Extracted data entries:
################
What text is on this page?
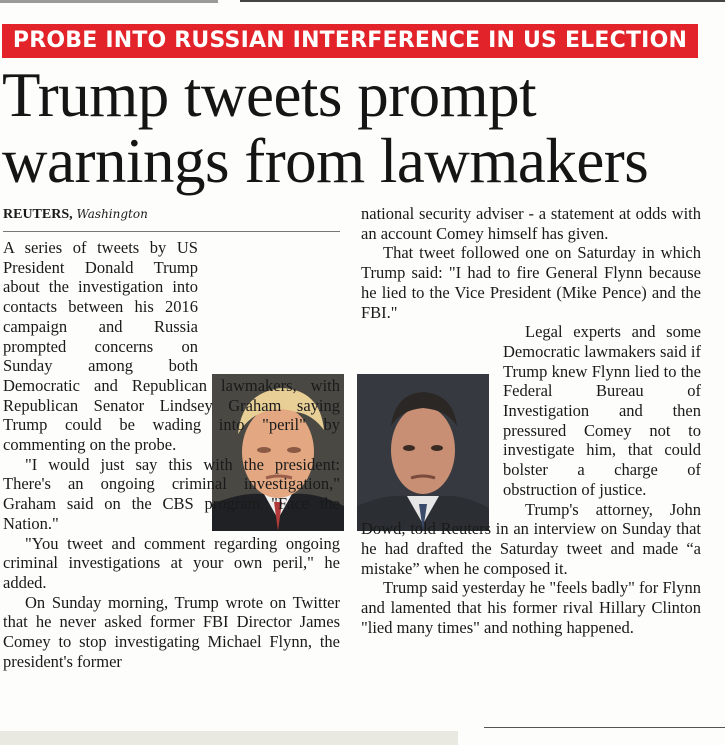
PROBE INTO RUSSIAN INTERFERENCE IN US ELECTION
Trump tweets prompt warnings from lawmakers
REUTERS, Washington

A series of tweets by US President Donald Trump about the investigation into contacts between his 2016 campaign and Russia prompted concerns on Sunday among both Democratic and Republican lawmakers, with Republican Senator Lindsey Graham saying Trump could be wading into "peril" by commenting on the probe.

"I would just say this with the president: There's an ongoing criminal investigation," Graham said on the CBS program "Face the Nation."

"You tweet and comment regarding ongoing criminal investigations at your own peril," he added.

On Sunday morning, Trump wrote on Twitter that he never asked former FBI Director James Comey to stop investigating Michael Flynn, the president's former

national security adviser - a statement at odds with an account Comey himself has given.

That tweet followed one on Saturday in which Trump said: "I had to fire General Flynn because he lied to the Vice President (Mike Pence) and the FBI."

Legal experts and some Democratic lawmakers said if Trump knew Flynn lied to the Federal Bureau of Investigation and then pressured Comey not to investigate him, that could bolster a charge of obstruction of justice.

Trump's attorney, John Dowd, told Reuters in an interview on Sunday that he had drafted the Saturday tweet and made “a mistake” when he composed it.

Trump said yesterday he "feels badly" for Flynn and lamented that his former rival Hillary Clinton "lied many times" and nothing happened.
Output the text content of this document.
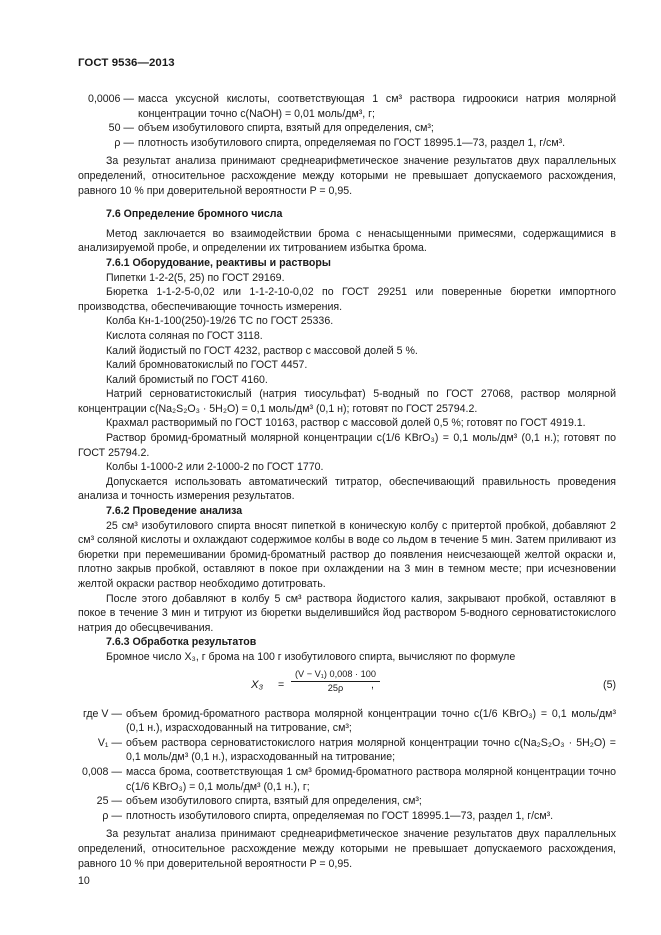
ГОСТ 9536—2013
0,0006 — масса уксусной кислоты, соответствующая 1 см³ раствора гидроокиси натрия молярной концентрации точно c(NaOH) = 0,01 моль/дм³, г;
50 — объем изобутилового спирта, взятый для определения, см³;
ρ — плотность изобутилового спирта, определяемая по ГОСТ 18995.1—73, раздел 1, г/см³.

За результат анализа принимают среднеарифметическое значение результатов двух параллельных определений, относительное расхождение между которыми не превышает допускаемого расхождения, равного 10 % при доверительной вероятности P = 0,95.

7.6 Определение бромного числа

Метод заключается во взаимодействии брома с ненасыщенными примесями, содержащимися в анализируемой пробе, и определении их титрованием избытка брома.

7.6.1 Оборудование, реактивы и растворы

Пипетки 1-2-2(5, 25) по ГОСТ 29169.

Бюретка 1-1-2-5-0,02 или 1-1-2-10-0,02 по ГОСТ 29251 или поверенные бюретки импортного производства, обеспечивающие точность измерения.

Колба Кн-1-100(250)-19/26 ТС по ГОСТ 25336.

Кислота соляная по ГОСТ 3118.

Калий йодистый по ГОСТ 4232, раствор с массовой долей 5 %.

Калий бромноватокислый по ГОСТ 4457.

Калий бромистый по ГОСТ 4160.

Натрий серноватистокислый (натрия тиосульфат) 5-водный по ГОСТ 27068, раствор молярной концентрации c(Na₂S₂O₃ · 5H₂O) = 0,1 моль/дм³ (0,1 н); готовят по ГОСТ 25794.2.

Крахмал растворимый по ГОСТ 10163, раствор с массовой долей 0,5 %; готовят по ГОСТ 4919.1.

Раствор бромид-броматный молярной концентрации c(1/6 KBrO₃) = 0,1 моль/дм³ (0,1 н.); готовят по ГОСТ 25794.2.

Колбы 1-1000-2 или 2-1000-2 по ГОСТ 1770.

Допускается использовать автоматический титратор, обеспечивающий правильность проведения анализа и точность измерения результатов.

7.6.2 Проведение анализа

25 см³ изобутилового спирта вносят пипеткой в коническую колбу с притертой пробкой, добавляют 2 см³ соляной кислоты и охлаждают содержимое колбы в воде со льдом в течение 5 мин. Затем приливают из бюретки при перемешивании бромид-броматный раствор до появления неисчезающей желтой окраски и, плотно закрыв пробкой, оставляют в покое при охлаждении на 3 мин в темном месте; при исчезновении желтой окраски раствор необходимо дотитровать.

После этого добавляют в колбу 5 см³ раствора йодистого калия, закрывают пробкой, оставляют в покое в течение 3 мин и титруют из бюретки выделившийся йод раствором 5-водного серноватистокислого натрия до обесцвечивания.

7.6.3 Обработка результатов

Бромное число X₃, г брома на 100 г изобутилового спирта, вычисляют по формуле

$X_3 = \frac{\text{(V − V₁) 0,008 · 100}}{25\rho}$
,	(5)
где V — объем бромид-броматного раствора молярной концентрации точно c(1/6 KBrO₃) = 0,1 моль/дм³ (0,1 н.), израсходованный на титрование, см³;
V₁ — объем раствора серноватистокислого натрия молярной концентрации точно c(Na₂S₂O₃ · 5H₂O) = 0,1 моль/дм³ (0,1 н.), израсходованный на титрование;
0,008 — масса брома, соответствующая 1 см³ бромид-броматного раствора молярной концентрации точно c(1/6 KBrO₃) = 0,1 моль/дм³ (0,1 н.), г;
25 — объем изобутилового спирта, взятый для определения, см³;
ρ — плотность изобутилового спирта, определяемая по ГОСТ 18995.1—73, раздел 1, г/см³.

За результат анализа принимают среднеарифметическое значение результатов двух параллельных определений, относительное расхождение между которыми не превышает допускаемого расхождения, равного 10 % при доверительной вероятности P = 0,95.

10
################
In the records, locate each line holding the string "моль" and copy it.

0,0006 — масса уксусной кислоты, соответствующая 1 см³ раствора гидроокиси натрия молярной концентрации точно c(NaOH) = 0,01 моль/дм³, г;
Натрий серноватистокислый (натрия тиосульфат) 5-водный по ГОСТ 27068, раствор молярной концентрации c(Na₂S₂O₃ · 5H₂O) = 0,1 моль/дм³ (0,1 н); готовят по ГОСТ 25794.2.
Раствор бромид-броматный молярной концентрации c(1/6 KBrO₃) = 0,1 моль/дм³ (0,1 н.); готовят по ГОСТ 25794.2.
где V — объем бромид-броматного раствора молярной концентрации точно c(1/6 KBrO₃) = 0,1 моль/дм³ (0,1 н.), израсходованный на титрование, см³;
V₁ — объем раствора серноватистокислого натрия молярной концентрации точно c(Na₂S₂O₃ · 5H₂O) = 0,1 моль/дм³ (0,1 н.), израсходованный на титрование;
0,008 — масса брома, соответствующая 1 см³ бромид-броматного раствора молярной концентрации точно c(1/6 KBrO₃) = 0,1 моль/дм³ (0,1 н.), г;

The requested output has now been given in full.